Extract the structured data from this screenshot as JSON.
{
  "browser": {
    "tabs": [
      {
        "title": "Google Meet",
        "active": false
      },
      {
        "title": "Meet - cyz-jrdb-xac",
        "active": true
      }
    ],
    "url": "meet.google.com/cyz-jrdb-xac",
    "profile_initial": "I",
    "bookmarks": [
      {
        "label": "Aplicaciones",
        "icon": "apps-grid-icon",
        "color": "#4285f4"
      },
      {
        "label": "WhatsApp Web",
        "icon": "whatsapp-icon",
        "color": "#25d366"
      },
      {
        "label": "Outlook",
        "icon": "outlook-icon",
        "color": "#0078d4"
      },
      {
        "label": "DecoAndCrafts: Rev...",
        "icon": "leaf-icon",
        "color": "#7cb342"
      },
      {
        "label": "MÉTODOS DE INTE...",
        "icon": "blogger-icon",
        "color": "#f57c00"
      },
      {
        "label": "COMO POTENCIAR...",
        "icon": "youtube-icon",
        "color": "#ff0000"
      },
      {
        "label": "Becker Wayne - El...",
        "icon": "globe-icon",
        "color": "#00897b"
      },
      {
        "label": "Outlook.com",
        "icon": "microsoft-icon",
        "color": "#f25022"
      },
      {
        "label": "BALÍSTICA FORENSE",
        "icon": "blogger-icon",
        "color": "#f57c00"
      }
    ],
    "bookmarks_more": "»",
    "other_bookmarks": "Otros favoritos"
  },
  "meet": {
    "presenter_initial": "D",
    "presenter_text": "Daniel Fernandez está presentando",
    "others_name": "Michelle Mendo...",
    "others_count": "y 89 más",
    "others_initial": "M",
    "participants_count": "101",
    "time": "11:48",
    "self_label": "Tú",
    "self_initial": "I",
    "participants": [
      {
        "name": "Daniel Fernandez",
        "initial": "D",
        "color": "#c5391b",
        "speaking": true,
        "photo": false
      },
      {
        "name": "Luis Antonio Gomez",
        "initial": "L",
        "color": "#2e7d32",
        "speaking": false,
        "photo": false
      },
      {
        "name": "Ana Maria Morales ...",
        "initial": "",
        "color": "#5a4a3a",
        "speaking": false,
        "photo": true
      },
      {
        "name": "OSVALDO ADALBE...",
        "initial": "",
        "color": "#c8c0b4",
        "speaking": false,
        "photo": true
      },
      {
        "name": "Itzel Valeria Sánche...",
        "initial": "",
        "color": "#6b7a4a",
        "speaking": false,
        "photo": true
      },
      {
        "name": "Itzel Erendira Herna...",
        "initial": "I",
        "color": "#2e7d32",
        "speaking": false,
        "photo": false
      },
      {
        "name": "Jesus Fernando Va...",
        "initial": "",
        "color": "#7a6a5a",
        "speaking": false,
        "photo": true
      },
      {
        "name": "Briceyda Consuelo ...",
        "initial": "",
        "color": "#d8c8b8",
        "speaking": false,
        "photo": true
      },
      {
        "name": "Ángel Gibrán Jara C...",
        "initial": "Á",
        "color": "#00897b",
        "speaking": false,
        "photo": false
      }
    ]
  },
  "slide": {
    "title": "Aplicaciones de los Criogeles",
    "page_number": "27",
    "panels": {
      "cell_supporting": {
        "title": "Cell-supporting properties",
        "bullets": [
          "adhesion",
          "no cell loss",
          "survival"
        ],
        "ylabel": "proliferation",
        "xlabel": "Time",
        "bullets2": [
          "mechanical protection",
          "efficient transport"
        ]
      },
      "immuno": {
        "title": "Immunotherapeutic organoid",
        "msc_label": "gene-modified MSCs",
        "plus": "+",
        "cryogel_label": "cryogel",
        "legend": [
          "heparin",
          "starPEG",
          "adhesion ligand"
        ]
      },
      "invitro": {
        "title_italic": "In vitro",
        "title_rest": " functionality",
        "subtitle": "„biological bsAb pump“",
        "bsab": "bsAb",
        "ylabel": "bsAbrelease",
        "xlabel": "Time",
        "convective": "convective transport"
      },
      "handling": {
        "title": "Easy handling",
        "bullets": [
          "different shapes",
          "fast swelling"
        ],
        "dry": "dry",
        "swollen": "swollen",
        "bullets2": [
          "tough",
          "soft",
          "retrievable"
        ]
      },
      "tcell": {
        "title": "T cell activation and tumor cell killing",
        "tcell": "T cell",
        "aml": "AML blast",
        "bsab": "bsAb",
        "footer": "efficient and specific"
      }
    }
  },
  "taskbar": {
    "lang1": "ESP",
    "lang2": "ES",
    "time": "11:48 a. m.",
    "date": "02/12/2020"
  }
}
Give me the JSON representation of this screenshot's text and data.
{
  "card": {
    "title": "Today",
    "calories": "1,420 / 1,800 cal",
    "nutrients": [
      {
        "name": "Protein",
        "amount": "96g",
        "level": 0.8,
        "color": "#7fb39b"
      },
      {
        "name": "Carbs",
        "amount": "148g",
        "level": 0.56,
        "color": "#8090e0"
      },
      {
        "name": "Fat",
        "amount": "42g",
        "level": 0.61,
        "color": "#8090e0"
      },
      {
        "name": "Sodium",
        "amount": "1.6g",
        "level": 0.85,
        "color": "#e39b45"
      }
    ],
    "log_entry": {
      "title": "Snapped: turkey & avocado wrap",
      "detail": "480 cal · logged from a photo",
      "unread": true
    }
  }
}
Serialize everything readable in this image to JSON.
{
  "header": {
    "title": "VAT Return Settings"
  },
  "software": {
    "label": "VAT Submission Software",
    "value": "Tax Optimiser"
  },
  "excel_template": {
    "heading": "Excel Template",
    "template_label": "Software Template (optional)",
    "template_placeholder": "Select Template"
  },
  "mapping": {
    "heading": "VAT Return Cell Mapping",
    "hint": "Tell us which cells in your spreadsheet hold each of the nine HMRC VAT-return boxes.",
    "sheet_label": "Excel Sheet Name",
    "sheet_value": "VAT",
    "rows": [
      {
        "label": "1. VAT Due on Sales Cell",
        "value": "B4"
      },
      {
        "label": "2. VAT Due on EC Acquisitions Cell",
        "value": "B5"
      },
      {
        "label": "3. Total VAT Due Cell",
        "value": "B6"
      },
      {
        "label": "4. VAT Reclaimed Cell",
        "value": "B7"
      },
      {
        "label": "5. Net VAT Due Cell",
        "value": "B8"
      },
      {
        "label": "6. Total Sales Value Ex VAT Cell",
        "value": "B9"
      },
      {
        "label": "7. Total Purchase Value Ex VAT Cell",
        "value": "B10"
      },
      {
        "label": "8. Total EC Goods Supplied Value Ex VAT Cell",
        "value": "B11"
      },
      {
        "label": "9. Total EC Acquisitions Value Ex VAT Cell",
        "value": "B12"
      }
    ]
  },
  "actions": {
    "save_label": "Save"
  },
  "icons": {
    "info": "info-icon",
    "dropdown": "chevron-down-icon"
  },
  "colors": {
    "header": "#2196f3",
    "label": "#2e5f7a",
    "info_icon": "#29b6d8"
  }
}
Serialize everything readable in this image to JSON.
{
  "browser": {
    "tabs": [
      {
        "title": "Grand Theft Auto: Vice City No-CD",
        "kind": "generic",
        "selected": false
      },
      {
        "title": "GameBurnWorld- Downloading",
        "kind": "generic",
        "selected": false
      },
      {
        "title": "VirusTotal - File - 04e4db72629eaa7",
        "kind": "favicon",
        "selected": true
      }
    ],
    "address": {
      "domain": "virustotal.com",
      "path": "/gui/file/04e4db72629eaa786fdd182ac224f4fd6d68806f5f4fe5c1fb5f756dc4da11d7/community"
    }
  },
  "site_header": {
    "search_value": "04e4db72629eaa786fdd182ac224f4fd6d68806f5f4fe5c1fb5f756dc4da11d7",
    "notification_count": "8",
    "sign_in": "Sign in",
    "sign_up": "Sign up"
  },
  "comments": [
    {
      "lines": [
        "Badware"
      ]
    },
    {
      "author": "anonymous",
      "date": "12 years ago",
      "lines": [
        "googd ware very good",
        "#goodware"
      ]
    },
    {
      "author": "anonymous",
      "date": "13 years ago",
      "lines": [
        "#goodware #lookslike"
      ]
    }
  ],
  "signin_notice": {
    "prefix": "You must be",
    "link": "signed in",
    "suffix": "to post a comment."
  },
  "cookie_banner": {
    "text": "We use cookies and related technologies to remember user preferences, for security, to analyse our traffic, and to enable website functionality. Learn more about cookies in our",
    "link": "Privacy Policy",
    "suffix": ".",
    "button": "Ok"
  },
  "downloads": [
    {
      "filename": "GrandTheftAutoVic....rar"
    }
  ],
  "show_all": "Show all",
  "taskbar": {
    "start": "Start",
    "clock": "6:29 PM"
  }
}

### TO DO
Please state how many lines in the records above hold the word "jrdb", giving only the number.

### SOLUTION FOR THIS PROBLEM
2